=== GIVEN DATA ===
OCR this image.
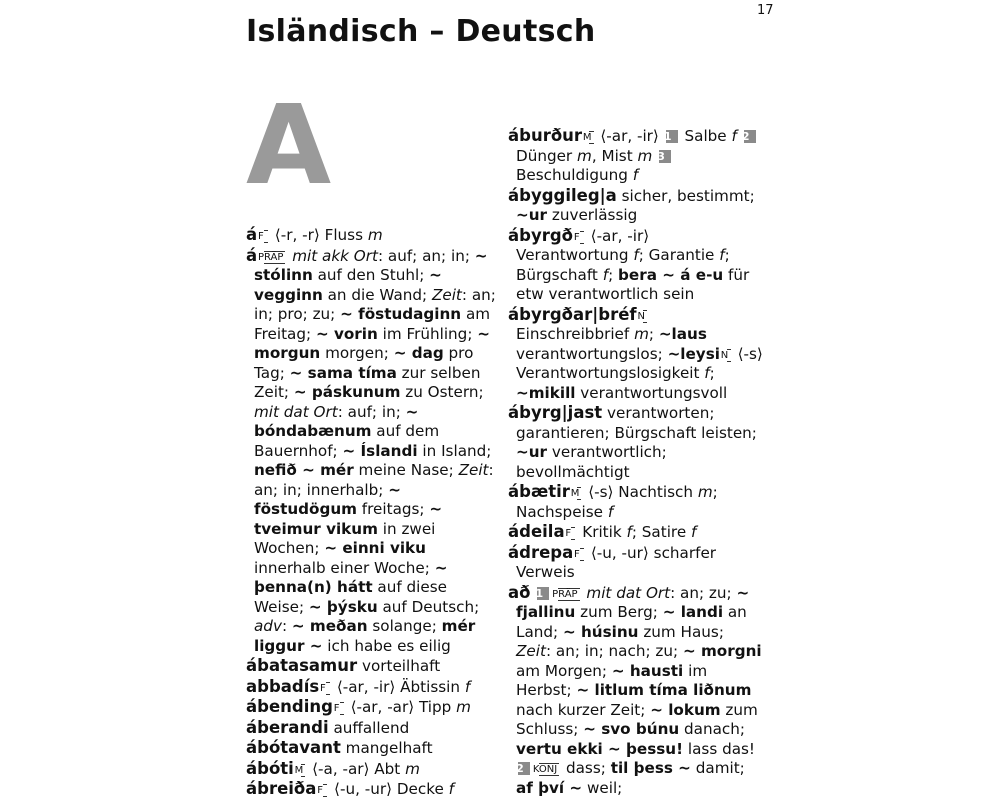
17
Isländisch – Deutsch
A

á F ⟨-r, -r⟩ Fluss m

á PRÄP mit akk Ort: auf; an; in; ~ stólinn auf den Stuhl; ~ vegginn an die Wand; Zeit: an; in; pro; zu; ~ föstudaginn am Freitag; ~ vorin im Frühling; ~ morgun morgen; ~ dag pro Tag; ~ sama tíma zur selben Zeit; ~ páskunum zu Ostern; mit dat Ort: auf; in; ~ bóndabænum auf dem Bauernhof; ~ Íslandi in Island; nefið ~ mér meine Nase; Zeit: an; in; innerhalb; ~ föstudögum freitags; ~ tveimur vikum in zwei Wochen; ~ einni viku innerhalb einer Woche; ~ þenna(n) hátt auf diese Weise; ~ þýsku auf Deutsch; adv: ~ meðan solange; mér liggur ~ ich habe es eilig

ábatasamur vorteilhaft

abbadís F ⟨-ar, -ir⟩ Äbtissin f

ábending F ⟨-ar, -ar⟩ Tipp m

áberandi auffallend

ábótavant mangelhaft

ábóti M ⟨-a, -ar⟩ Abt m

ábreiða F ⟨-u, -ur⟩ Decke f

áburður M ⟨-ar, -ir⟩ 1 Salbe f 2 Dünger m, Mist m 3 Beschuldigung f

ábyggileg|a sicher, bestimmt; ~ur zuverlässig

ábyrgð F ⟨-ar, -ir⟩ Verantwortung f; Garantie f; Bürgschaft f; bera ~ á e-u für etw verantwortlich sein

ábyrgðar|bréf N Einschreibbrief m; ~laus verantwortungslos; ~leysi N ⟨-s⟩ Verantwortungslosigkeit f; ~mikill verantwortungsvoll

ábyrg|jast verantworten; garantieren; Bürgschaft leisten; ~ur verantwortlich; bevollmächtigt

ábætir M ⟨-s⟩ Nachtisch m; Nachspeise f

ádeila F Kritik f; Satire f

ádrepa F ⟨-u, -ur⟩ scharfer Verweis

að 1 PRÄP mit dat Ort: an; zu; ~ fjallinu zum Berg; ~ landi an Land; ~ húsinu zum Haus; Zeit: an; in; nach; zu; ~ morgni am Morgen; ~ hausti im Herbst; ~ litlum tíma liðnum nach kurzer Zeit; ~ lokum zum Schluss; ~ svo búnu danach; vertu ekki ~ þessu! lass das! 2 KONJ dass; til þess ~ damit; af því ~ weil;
===
#### STATED GOAL:
Pictures are excluded; output everything else in the data verbatim.

#### THE OUTPUT:
OCR this image.
17
Isländisch – Deutsch
A

á F ⟨-r, -r⟩ Fluss m

á PRÄP mit akk Ort: auf; an; in; ~ stólinn auf den Stuhl; ~ vegginn an die Wand; Zeit: an; in; pro; zu; ~ föstudaginn am Freitag; ~ vorin im Frühling; ~ morgun morgen; ~ dag pro Tag; ~ sama tíma zur selben Zeit; ~ páskunum zu Ostern; mit dat Ort: auf; in; ~ bóndabænum auf dem Bauernhof; ~ Íslandi in Island; nefið ~ mér meine Nase; Zeit: an; in; innerhalb; ~ föstudögum freitags; ~ tveimur vikum in zwei Wochen; ~ einni viku innerhalb einer Woche; ~ þenna(n) hátt auf diese Weise; ~ þýsku auf Deutsch; adv: ~ meðan solange; mér liggur ~ ich habe es eilig

ábatasamur vorteilhaft

abbadís F ⟨-ar, -ir⟩ Äbtissin f

ábending F ⟨-ar, -ar⟩ Tipp m

áberandi auffallend

ábótavant mangelhaft

ábóti M ⟨-a, -ar⟩ Abt m

ábreiða F ⟨-u, -ur⟩ Decke f

áburður M ⟨-ar, -ir⟩ 1 Salbe f 2 Dünger m, Mist m 3 Beschuldigung f

ábyggileg|a sicher, bestimmt; ~ur zuverlässig

ábyrgð F ⟨-ar, -ir⟩ Verantwortung f; Garantie f; Bürgschaft f; bera ~ á e-u für etw verantwortlich sein

ábyrgðar|bréf N Einschreibbrief m; ~laus verantwortungslos; ~leysi N ⟨-s⟩ Verantwortungslosigkeit f; ~mikill verantwortungsvoll

ábyrg|jast verantworten; garantieren; Bürgschaft leisten; ~ur verantwortlich; bevollmächtigt

ábætir M ⟨-s⟩ Nachtisch m; Nachspeise f

ádeila F Kritik f; Satire f

ádrepa F ⟨-u, -ur⟩ scharfer Verweis

að 1 PRÄP mit dat Ort: an; zu; ~ fjallinu zum Berg; ~ landi an Land; ~ húsinu zum Haus; Zeit: an; in; nach; zu; ~ morgni am Morgen; ~ hausti im Herbst; ~ litlum tíma liðnum nach kurzer Zeit; ~ lokum zum Schluss; ~ svo búnu danach; vertu ekki ~ þessu! lass das! 2 KONJ dass; til þess ~ damit; af því ~ weil;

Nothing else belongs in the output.